> [To do]
Read the records below and copy each line that contains "Незавършено".

Rows from a figure dataset

* * * *

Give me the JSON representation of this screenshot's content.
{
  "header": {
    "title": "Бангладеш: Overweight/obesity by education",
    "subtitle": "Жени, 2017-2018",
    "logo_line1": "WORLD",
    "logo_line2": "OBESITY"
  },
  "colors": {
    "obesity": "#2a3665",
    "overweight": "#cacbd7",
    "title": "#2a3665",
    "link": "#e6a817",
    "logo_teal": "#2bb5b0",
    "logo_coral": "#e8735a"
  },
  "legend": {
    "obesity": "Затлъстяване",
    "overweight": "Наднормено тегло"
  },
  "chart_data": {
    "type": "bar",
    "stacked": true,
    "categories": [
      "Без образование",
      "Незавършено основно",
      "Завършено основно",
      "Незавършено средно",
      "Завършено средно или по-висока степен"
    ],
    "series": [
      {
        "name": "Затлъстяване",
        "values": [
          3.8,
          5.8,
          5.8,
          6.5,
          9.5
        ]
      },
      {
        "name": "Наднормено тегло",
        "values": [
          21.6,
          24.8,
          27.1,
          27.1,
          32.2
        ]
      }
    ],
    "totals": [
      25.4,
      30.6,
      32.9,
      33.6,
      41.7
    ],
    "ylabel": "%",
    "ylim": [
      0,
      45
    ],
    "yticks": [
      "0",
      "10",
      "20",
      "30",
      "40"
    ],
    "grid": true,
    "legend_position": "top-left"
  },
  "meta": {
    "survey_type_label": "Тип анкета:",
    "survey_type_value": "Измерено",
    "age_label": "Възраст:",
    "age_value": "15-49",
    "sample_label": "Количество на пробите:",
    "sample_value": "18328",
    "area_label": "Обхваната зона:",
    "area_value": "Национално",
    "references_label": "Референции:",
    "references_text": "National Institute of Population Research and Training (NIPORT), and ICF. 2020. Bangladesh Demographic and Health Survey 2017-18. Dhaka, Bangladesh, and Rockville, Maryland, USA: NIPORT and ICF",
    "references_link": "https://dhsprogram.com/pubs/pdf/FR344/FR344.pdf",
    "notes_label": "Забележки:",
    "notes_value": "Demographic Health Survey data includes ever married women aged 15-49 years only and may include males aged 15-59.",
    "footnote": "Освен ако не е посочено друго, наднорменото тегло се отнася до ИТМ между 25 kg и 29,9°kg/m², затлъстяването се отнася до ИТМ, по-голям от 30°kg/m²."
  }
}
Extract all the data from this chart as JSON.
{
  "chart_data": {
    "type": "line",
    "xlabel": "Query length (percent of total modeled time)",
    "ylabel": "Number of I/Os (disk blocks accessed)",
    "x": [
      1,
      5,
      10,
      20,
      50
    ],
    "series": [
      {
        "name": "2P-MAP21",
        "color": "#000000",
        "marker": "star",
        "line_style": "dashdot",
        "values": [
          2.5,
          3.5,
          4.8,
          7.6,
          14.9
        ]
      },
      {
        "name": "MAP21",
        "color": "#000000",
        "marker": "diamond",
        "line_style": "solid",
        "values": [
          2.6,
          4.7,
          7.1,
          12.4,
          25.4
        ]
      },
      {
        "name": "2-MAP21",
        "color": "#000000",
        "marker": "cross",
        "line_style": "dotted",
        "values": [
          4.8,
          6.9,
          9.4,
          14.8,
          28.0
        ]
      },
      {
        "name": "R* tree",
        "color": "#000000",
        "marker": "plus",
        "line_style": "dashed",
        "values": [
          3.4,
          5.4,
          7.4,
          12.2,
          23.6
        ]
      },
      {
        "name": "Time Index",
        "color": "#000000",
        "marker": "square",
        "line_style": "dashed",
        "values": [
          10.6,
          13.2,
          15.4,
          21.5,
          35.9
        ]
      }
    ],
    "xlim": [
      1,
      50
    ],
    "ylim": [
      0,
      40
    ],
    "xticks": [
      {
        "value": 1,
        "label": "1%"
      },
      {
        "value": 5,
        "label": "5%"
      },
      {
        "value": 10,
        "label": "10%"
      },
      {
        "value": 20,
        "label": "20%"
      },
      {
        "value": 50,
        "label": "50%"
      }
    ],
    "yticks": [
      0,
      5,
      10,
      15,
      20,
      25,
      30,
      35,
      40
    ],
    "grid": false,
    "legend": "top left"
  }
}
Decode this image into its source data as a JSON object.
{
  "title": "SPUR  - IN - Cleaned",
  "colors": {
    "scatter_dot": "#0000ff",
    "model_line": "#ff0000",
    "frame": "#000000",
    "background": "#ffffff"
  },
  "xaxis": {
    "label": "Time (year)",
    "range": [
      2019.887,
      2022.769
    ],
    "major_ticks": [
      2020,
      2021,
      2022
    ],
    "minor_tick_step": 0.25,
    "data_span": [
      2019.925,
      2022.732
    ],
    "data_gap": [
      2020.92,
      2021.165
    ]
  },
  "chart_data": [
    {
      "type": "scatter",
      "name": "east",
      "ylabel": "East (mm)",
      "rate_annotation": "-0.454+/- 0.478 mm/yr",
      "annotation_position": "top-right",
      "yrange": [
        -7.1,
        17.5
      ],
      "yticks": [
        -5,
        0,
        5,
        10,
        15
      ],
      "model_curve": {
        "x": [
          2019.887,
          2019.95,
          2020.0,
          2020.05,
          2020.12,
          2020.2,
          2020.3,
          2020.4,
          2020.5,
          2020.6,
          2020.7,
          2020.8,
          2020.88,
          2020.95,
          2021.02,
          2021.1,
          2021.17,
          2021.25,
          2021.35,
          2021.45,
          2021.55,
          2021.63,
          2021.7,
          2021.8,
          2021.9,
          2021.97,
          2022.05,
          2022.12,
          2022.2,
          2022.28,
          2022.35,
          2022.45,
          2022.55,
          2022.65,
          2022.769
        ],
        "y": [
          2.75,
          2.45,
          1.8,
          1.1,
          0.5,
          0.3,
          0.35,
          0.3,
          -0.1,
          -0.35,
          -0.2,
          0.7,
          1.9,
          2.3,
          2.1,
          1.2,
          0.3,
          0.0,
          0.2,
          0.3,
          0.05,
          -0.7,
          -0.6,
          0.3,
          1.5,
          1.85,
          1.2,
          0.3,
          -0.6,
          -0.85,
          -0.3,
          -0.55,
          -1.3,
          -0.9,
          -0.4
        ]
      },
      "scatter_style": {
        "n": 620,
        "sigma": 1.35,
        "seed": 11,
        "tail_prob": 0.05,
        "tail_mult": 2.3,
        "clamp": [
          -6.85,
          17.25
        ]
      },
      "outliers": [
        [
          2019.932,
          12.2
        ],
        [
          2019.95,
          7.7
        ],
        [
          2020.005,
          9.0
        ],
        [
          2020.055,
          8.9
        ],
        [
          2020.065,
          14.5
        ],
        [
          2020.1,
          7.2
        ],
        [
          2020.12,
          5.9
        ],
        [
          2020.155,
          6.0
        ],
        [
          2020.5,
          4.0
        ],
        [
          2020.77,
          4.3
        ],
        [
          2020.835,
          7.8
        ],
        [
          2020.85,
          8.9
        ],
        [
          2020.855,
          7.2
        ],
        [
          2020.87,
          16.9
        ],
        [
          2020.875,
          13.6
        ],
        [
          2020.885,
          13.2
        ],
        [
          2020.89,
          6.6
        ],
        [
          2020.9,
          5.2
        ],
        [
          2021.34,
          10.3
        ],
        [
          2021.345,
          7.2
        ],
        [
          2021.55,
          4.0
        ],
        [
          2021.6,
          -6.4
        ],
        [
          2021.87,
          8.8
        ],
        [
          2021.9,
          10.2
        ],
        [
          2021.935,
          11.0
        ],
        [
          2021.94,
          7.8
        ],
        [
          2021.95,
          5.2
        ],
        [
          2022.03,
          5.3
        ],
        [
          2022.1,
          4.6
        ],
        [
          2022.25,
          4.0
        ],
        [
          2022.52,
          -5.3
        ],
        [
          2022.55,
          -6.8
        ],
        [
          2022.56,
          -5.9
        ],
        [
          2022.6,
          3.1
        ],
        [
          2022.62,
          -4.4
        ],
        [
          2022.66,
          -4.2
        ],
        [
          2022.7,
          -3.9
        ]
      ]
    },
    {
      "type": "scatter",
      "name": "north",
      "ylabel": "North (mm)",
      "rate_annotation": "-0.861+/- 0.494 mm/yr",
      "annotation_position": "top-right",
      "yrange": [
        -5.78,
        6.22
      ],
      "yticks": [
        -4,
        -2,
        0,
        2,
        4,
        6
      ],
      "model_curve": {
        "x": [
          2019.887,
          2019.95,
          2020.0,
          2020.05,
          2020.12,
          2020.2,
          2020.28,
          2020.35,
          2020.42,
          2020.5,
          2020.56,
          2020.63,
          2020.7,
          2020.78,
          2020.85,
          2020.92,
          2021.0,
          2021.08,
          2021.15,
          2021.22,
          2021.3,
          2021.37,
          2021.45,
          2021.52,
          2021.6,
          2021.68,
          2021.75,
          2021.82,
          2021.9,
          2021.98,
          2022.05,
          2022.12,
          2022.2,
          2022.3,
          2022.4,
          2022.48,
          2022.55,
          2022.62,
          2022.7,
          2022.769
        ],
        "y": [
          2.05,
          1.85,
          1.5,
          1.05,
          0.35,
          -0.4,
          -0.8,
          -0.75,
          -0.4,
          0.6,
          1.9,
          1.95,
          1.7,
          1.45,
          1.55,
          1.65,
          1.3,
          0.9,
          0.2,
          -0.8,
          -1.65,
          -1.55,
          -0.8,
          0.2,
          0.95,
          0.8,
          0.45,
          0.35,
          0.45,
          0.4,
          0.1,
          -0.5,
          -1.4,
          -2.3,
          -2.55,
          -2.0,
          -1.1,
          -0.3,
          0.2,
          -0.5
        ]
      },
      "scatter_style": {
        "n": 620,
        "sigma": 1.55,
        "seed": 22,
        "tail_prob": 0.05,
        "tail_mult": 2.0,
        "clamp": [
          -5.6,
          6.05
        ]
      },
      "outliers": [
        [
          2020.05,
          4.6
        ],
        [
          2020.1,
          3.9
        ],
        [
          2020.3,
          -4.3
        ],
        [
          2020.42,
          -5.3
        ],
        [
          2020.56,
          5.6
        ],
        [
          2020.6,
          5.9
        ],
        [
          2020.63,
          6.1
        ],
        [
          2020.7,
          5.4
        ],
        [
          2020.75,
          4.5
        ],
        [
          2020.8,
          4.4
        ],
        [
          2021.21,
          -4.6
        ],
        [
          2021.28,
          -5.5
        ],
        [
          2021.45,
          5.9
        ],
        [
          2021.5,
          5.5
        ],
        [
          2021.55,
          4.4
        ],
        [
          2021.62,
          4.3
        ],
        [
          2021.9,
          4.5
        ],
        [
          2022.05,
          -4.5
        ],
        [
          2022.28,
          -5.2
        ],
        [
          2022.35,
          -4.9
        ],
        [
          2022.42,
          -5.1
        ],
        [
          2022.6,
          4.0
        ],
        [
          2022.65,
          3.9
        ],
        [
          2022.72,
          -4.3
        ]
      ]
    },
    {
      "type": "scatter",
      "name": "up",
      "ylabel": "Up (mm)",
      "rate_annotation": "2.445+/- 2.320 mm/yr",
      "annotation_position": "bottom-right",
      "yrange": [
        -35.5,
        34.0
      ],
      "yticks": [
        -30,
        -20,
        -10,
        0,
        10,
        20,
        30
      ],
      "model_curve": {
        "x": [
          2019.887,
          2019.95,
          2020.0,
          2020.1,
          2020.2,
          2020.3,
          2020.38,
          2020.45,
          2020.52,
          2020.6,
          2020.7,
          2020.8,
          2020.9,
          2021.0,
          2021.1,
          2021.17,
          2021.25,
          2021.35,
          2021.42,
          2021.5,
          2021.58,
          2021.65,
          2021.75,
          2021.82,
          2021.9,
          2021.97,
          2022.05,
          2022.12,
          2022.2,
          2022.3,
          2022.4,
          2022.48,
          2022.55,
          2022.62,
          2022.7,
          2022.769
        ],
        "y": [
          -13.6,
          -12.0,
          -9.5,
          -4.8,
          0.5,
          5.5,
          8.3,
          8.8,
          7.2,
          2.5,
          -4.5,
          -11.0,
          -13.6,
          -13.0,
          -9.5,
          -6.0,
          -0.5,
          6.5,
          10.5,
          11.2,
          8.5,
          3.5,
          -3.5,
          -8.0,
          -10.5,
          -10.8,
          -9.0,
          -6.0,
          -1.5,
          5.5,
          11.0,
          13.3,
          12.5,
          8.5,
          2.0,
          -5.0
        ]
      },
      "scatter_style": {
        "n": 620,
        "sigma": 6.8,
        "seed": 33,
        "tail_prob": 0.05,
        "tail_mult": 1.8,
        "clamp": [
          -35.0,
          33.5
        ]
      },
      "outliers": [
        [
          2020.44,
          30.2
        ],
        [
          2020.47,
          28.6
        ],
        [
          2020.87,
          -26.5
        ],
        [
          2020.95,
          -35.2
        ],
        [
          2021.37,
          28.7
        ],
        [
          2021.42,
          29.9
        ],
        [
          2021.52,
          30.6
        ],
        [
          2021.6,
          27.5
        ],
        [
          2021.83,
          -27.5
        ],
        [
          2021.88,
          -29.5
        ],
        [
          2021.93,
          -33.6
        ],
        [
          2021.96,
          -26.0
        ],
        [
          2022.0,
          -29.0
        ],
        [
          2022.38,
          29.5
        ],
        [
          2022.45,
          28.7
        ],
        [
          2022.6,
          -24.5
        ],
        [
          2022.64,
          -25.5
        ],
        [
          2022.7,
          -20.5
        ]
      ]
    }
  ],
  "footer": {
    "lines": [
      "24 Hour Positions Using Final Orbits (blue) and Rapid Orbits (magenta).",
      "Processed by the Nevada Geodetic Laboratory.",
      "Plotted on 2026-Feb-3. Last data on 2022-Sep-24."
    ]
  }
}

* * * *

> [Answer to this exercise]
      "Незавършено основно",
      "Незавършено средно",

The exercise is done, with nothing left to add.